| What is asked |
A: Reproduce the passage of the essay on New York sanctuaries that starts with "New York is" and goes on through "too much, too.".
B: Summarize the essay on New York sanctuaries in two sentences.
C: Continue the essay on New York sanctuaries from the point where it stops.

Kalustyan's, The Spice Sanctuary
The Awl’s holiday series on flavors and spices.
New York is a city made up of personal sanctuaries. For a place so vast and varied, it can take years for a transplant to find hers, but when she does, it feels like finding shelter under a heated blanket after ducking inside from the rain. You can always go to your personal sanctuary when the city outside is too much, and it’s often a place that has greater significance than home. Home can be too much, too.
My sanctuaries have changed over the years. I used to find sanctuary in the city’s art museums until I couldn’t stand to see one more Picasso. (So many godforsaken Picassos.) I stopped considering bars sanctuaries when every one of them was inevitably tainted by one bad night there, several bad people, or both. Record stores and bathhouses are common sanctuaries, and H&Ms and train stations never are. A favorite restaurant is a perfect kind of sanctuary, but you’ve got to be careful. When Bereket closed, I briefly considered moving.

| Information provided |
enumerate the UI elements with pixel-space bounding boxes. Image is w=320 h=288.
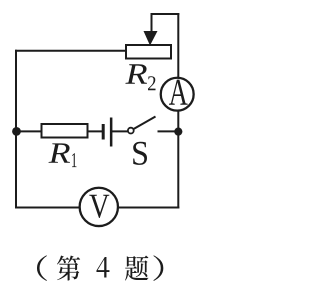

| Answers given |
A:
New York is a city made up of personal sanctuaries. For a place so vast and varied, it can take years for a transplant to find hers, but when she does, it feels like finding shelter under a heated blanket after ducking inside from the rain. You can always go to your personal sanctuary when the city outside is too much, and it’s often a place that has greater significance than home. Home can be too much, too.

B: New York is full of personal sanctuaries, places that can take years to find and that offer refuge when the city, or even home, becomes too much. The writer has given up art museums and bars as sanctuaries and warns that a favorite restaurant can be lost, as when Bereket closed.

C:
A few years ago, I was introduced to Kalustyan’s, a Willy Wonka-esque spice store in a section of Manhattan just below Murray Hill. When you enter, you might be deceived to believe they only sell sweets and dried fruits and nuts and chocolate by the pound and a wall of boxed teas and nothing else, though it wouldn’t be so bad if that were the case. Continue toward the back of the front room and make a left and you’ll begin an exploration into a maze of fragrances and comforts so immense in number that if you are without a personal sanctuary now, might I suggest making Kalustyan’s yours?
Aziz Osmani, one of the co-owners of the store, led me through the history of the business this week in a tiny back office on the second floor, steps away from their critically adored deli counter. (There, you can get hot lunches of falafel platters and lebney and pianzo and warm pita.) The store, which was opened in 1944 by K. Kalustyan, an Armenian immigrant, originally only had 1,000 square feet of garden-level storefront. When Osmani and his cousin took the shop over in the late 80s, they expanded it gradually until, by 2014, it had grown to three storefronts and 6,500 square feet. The shop now claims to sell over 10,000 products.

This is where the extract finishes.